DATA FOR THIS TASK:
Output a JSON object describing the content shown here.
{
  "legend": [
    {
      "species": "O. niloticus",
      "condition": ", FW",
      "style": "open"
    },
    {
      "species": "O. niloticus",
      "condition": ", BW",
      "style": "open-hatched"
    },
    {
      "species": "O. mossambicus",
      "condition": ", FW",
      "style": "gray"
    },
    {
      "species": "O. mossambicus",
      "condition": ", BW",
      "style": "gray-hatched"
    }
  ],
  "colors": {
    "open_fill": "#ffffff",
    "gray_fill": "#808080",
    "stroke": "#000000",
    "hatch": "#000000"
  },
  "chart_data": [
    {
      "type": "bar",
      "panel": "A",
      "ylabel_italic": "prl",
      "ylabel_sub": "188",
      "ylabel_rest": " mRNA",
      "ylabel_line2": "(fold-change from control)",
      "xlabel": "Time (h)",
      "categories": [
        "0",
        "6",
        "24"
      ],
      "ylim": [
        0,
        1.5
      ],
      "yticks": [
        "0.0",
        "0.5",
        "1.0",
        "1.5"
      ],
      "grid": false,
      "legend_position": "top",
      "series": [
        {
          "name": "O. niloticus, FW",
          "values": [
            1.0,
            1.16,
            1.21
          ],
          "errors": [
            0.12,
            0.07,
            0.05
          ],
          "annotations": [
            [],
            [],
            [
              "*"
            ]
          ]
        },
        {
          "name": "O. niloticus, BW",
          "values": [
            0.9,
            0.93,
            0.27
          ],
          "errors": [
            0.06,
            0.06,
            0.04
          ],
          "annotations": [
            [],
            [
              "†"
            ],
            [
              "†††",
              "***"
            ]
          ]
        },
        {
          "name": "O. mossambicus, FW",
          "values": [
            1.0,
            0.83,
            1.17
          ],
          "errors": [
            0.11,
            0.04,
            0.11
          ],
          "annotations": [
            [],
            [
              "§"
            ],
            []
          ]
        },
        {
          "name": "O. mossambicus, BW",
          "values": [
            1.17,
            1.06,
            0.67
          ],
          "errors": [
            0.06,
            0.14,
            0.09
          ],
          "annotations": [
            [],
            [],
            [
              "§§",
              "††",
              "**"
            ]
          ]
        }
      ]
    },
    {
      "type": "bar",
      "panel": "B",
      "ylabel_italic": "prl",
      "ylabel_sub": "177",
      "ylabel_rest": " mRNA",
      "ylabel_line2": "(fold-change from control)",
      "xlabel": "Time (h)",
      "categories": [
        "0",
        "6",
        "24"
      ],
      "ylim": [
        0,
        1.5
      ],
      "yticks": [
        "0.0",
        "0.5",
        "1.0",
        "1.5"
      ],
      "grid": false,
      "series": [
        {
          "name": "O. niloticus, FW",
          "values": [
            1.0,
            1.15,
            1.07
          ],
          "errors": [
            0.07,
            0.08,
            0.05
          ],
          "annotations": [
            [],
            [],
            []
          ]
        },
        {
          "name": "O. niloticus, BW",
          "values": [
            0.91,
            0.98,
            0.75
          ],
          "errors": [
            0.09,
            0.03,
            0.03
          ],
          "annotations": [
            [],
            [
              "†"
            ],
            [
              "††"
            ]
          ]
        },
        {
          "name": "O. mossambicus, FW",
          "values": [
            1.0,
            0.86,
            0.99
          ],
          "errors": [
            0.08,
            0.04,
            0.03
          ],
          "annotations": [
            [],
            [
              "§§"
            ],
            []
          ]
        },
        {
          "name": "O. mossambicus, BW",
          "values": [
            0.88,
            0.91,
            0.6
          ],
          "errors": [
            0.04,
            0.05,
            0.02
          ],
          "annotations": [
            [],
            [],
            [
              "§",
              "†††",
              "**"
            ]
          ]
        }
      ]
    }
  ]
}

EXERCISE OBJECTIVE: Please return the full set of records exactly as given above.

WRITTEN RESPONSE:
Output a JSON object describing the content shown here.
{
  "legend": [
    {
      "species": "O. niloticus",
      "condition": ", FW",
      "style": "open"
    },
    {
      "species": "O. niloticus",
      "condition": ", BW",
      "style": "open-hatched"
    },
    {
      "species": "O. mossambicus",
      "condition": ", FW",
      "style": "gray"
    },
    {
      "species": "O. mossambicus",
      "condition": ", BW",
      "style": "gray-hatched"
    }
  ],
  "colors": {
    "open_fill": "#ffffff",
    "gray_fill": "#808080",
    "stroke": "#000000",
    "hatch": "#000000"
  },
  "chart_data": [
    {
      "type": "bar",
      "panel": "A",
      "ylabel_italic": "prl",
      "ylabel_sub": "188",
      "ylabel_rest": " mRNA",
      "ylabel_line2": "(fold-change from control)",
      "xlabel": "Time (h)",
      "categories": [
        "0",
        "6",
        "24"
      ],
      "ylim": [
        0,
        1.5
      ],
      "yticks": [
        "0.0",
        "0.5",
        "1.0",
        "1.5"
      ],
      "grid": false,
      "legend_position": "top",
      "series": [
        {
          "name": "O. niloticus, FW",
          "values": [
            1.0,
            1.16,
            1.21
          ],
          "errors": [
            0.12,
            0.07,
            0.05
          ],
          "annotations": [
            [],
            [],
            [
              "*"
            ]
          ]
        },
        {
          "name": "O. niloticus, BW",
          "values": [
            0.9,
            0.93,
            0.27
          ],
          "errors": [
            0.06,
            0.06,
            0.04
          ],
          "annotations": [
            [],
            [
              "†"
            ],
            [
              "†††",
              "***"
            ]
          ]
        },
        {
          "name": "O. mossambicus, FW",
          "values": [
            1.0,
            0.83,
            1.17
          ],
          "errors": [
            0.11,
            0.04,
            0.11
          ],
          "annotations": [
            [],
            [
              "§"
            ],
            []
          ]
        },
        {
          "name": "O. mossambicus, BW",
          "values": [
            1.17,
            1.06,
            0.67
          ],
          "errors": [
            0.06,
            0.14,
            0.09
          ],
          "annotations": [
            [],
            [],
            [
              "§§",
              "††",
              "**"
            ]
          ]
        }
      ]
    },
    {
      "type": "bar",
      "panel": "B",
      "ylabel_italic": "prl",
      "ylabel_sub": "177",
      "ylabel_rest": " mRNA",
      "ylabel_line2": "(fold-change from control)",
      "xlabel": "Time (h)",
      "categories": [
        "0",
        "6",
        "24"
      ],
      "ylim": [
        0,
        1.5
      ],
      "yticks": [
        "0.0",
        "0.5",
        "1.0",
        "1.5"
      ],
      "grid": false,
      "series": [
        {
          "name": "O. niloticus, FW",
          "values": [
            1.0,
            1.15,
            1.07
          ],
          "errors": [
            0.07,
            0.08,
            0.05
          ],
          "annotations": [
            [],
            [],
            []
          ]
        },
        {
          "name": "O. niloticus, BW",
          "values": [
            0.91,
            0.98,
            0.75
          ],
          "errors": [
            0.09,
            0.03,
            0.03
          ],
          "annotations": [
            [],
            [
              "†"
            ],
            [
              "††"
            ]
          ]
        },
        {
          "name": "O. mossambicus, FW",
          "values": [
            1.0,
            0.86,
            0.99
          ],
          "errors": [
            0.08,
            0.04,
            0.03
          ],
          "annotations": [
            [],
            [
              "§§"
            ],
            []
          ]
        },
        {
          "name": "O. mossambicus, BW",
          "values": [
            0.88,
            0.91,
            0.6
          ],
          "errors": [
            0.04,
            0.05,
            0.02
          ],
          "annotations": [
            [],
            [],
            [
              "§",
              "†††",
              "**"
            ]
          ]
        }
      ]
    }
  ]
}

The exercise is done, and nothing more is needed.